SET PROBLEM:
Check each line of the listing below for the word "Layout" and say how many lines have it. Nothing else should be written.

INFORMATION GIVEN:
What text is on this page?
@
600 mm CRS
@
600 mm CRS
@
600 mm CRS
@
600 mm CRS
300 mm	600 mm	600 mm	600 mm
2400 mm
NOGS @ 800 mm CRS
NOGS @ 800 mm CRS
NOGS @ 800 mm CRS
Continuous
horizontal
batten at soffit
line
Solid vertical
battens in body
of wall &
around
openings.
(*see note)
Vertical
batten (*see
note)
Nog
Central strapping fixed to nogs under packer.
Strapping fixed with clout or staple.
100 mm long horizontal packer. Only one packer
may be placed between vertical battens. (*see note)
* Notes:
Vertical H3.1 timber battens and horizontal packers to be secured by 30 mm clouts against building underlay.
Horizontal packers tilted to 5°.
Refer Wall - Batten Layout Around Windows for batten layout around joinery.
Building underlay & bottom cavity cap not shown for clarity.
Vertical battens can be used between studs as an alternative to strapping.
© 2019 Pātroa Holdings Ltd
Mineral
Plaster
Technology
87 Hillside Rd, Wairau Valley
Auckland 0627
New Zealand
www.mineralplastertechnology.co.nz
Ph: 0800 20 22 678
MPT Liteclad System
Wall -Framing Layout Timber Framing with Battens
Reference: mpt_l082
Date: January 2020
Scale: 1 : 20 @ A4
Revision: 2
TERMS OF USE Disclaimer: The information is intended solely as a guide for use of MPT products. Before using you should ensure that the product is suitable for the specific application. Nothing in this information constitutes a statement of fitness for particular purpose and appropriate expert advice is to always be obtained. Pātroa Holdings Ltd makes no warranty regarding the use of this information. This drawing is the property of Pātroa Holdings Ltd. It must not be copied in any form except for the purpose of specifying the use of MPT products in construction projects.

...

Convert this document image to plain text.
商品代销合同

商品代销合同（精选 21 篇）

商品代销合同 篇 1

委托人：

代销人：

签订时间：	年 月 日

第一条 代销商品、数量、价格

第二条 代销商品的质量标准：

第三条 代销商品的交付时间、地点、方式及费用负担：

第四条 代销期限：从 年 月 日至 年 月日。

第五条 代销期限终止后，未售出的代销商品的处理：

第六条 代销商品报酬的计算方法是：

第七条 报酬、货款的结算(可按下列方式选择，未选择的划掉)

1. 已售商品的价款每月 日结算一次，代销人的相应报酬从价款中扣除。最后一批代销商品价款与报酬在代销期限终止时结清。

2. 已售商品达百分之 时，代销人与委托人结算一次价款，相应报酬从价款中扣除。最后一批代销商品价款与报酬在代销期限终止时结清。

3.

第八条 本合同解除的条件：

* * *

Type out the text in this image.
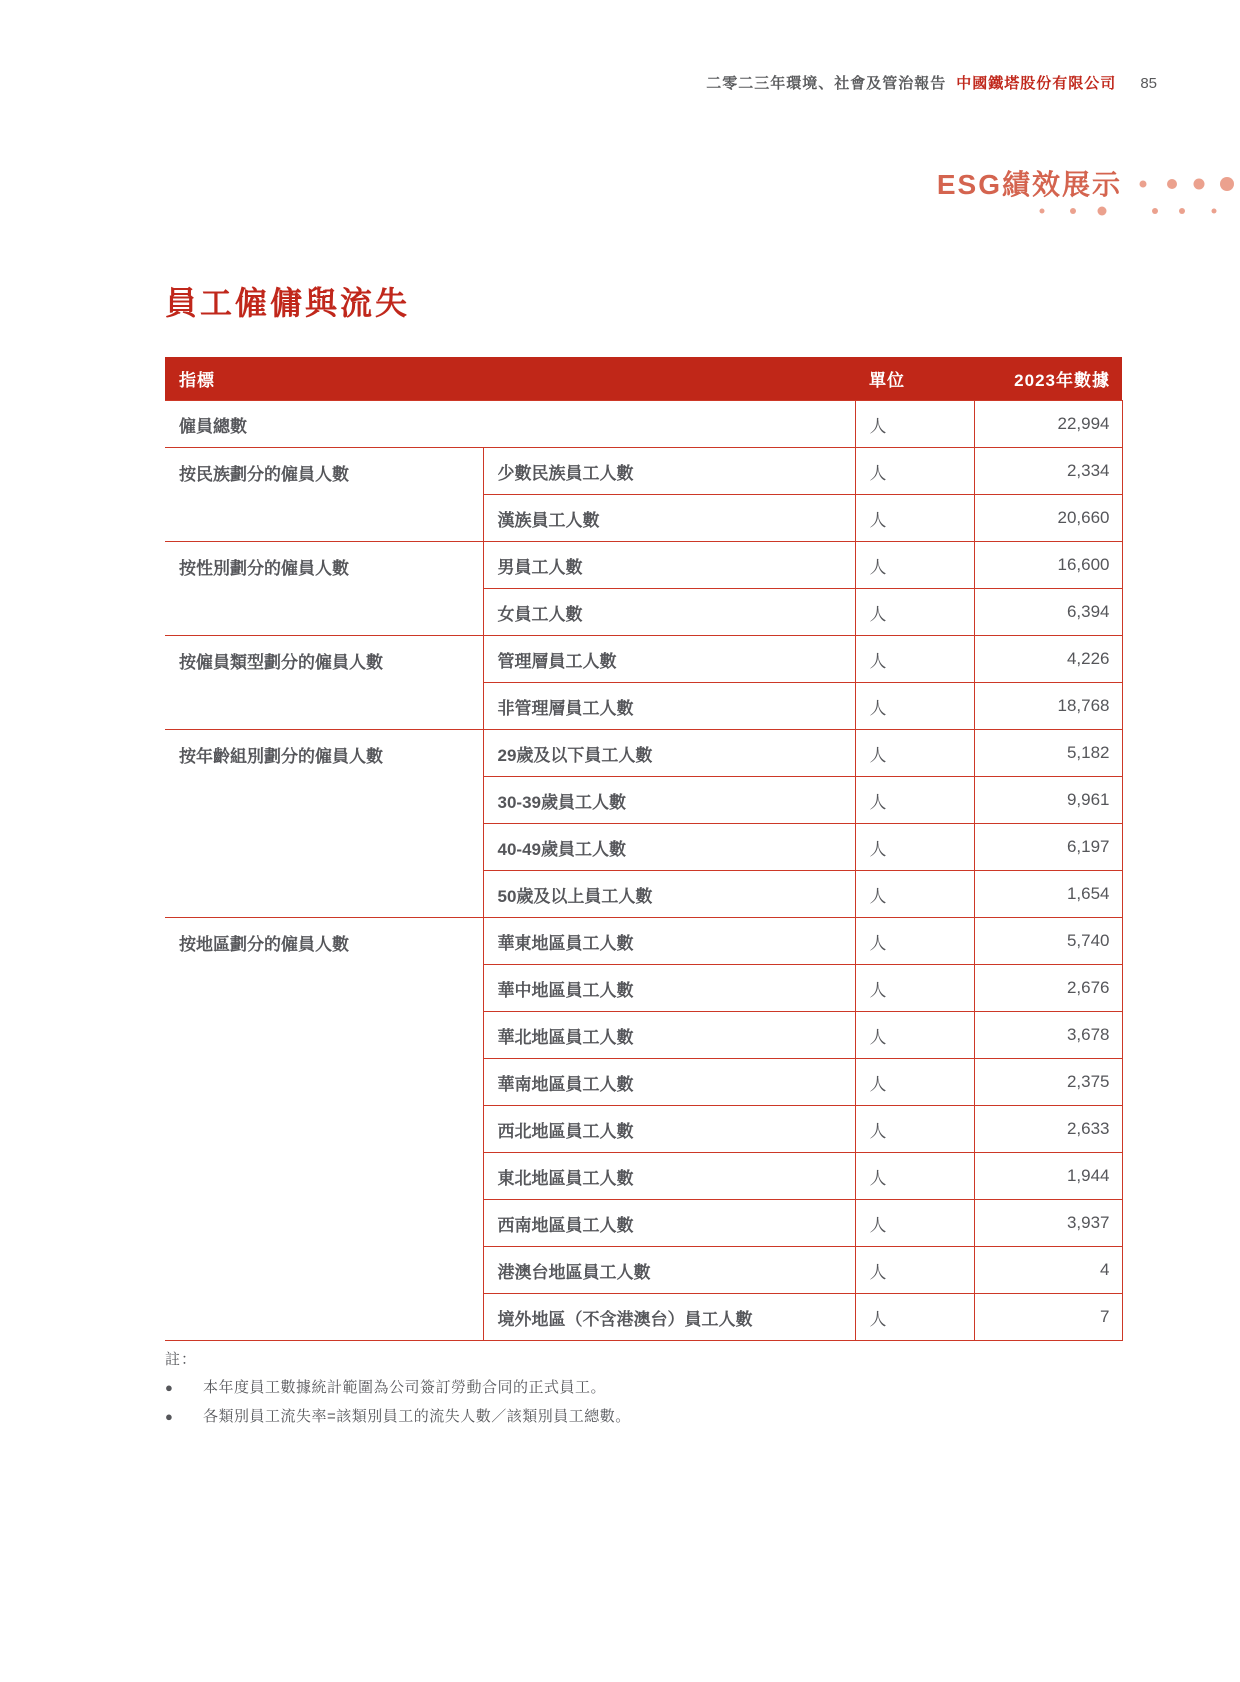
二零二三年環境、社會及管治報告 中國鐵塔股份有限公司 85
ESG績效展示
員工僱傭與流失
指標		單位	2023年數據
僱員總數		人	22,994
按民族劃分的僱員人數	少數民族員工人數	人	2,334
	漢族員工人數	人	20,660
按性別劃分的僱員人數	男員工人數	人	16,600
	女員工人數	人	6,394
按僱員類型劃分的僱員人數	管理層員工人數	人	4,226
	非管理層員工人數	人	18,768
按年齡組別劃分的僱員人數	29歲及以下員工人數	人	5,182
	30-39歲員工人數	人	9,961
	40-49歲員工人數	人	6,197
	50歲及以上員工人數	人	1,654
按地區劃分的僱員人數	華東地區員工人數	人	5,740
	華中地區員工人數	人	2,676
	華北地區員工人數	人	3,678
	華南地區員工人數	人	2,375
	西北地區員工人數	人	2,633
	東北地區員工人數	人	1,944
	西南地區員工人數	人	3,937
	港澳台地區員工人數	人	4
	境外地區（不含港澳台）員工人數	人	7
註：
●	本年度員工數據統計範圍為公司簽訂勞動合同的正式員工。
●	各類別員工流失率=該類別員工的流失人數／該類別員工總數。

TASK RESULT:
2